• [INSTRUCTION] Within the material below, find each line bearing the word "EUntefuhrer" and present it.

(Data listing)
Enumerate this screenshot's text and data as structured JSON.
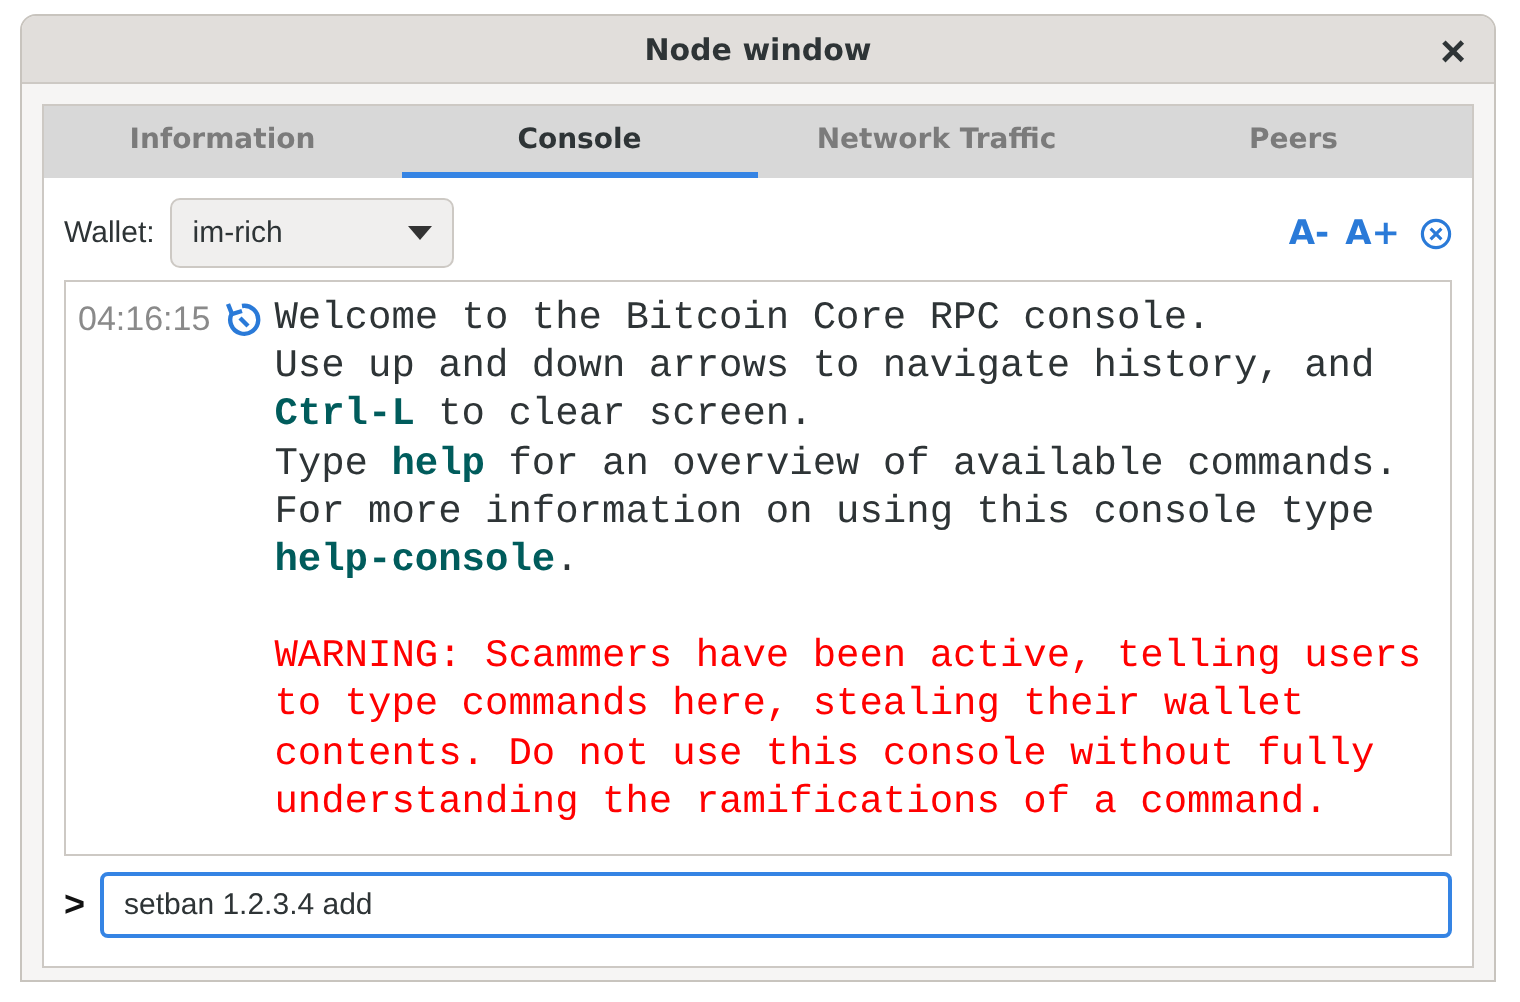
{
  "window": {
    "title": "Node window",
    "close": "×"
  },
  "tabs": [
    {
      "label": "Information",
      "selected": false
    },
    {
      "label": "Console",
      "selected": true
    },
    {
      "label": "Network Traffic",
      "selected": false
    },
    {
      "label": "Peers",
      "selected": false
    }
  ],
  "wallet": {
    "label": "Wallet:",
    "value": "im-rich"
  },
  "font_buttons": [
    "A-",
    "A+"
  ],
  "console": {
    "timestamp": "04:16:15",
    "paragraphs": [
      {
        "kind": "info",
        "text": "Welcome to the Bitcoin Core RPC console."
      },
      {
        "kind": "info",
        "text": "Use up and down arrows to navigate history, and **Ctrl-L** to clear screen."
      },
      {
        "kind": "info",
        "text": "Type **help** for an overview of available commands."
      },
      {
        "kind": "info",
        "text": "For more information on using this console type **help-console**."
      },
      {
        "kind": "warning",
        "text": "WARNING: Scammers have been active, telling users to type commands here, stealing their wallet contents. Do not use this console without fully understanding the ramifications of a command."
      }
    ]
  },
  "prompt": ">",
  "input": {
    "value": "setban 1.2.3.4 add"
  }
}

==

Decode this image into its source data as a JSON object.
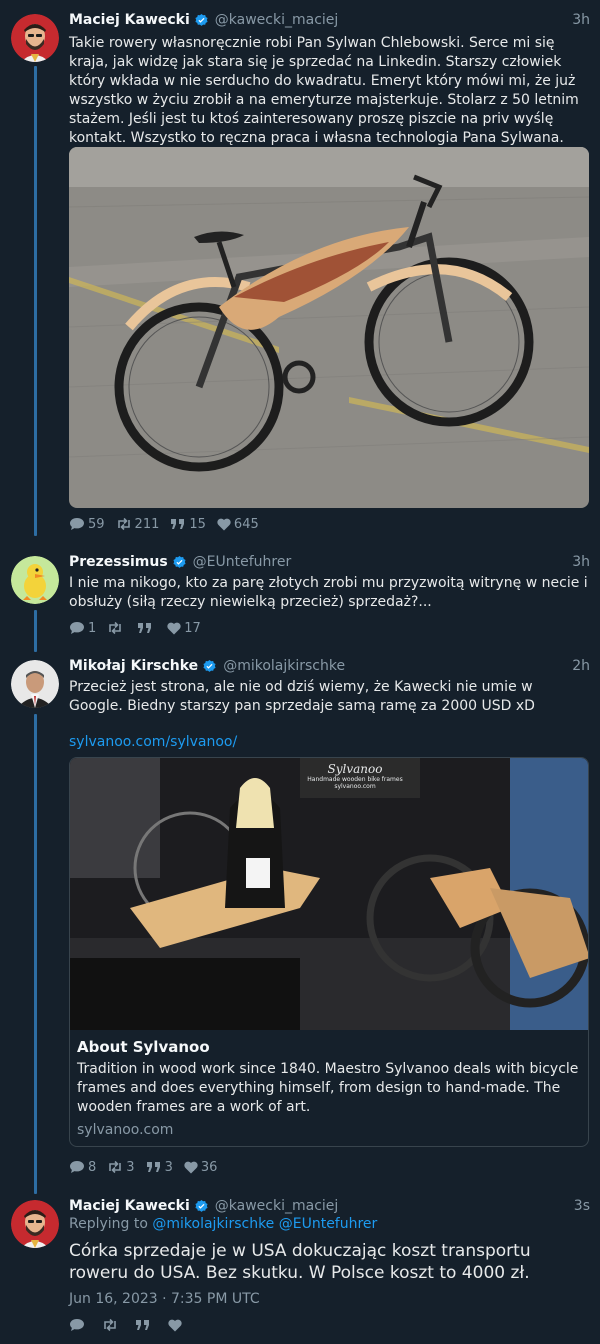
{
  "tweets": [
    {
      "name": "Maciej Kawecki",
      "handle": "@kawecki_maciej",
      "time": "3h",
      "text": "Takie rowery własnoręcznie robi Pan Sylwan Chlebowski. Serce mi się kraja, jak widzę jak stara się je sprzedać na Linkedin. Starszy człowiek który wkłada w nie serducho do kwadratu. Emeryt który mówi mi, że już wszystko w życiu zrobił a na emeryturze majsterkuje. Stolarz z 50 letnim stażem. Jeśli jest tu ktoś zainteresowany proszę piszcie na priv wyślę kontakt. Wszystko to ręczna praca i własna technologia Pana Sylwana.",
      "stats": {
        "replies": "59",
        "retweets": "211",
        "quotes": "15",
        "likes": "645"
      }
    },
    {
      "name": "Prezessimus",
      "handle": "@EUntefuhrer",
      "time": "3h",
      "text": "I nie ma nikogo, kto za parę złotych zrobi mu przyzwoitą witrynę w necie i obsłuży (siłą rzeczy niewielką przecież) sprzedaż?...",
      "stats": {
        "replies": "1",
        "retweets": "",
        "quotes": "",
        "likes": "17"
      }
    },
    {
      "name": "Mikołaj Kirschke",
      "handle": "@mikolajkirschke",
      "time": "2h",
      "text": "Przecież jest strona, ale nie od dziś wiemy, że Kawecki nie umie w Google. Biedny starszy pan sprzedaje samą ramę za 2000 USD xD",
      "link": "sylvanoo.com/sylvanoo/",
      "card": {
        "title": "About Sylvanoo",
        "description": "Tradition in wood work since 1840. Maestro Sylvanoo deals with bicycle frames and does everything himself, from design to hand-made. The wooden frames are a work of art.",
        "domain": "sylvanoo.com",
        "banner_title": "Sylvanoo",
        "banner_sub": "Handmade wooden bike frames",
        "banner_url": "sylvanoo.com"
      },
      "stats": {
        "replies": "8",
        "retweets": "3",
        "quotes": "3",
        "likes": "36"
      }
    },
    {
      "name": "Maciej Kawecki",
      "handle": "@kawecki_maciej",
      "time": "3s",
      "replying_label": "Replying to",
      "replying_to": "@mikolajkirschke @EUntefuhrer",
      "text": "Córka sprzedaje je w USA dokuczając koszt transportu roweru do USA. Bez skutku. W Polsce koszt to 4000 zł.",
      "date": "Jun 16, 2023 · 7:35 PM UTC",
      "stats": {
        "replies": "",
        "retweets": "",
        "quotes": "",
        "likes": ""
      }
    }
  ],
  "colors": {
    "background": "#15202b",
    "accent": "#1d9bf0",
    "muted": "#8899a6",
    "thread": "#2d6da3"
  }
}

• [EXERCISE ANSWER]
      "handle": "@EUntefuhrer",
      "replying_to": "@mikolajkirschke @EUntefuhrer",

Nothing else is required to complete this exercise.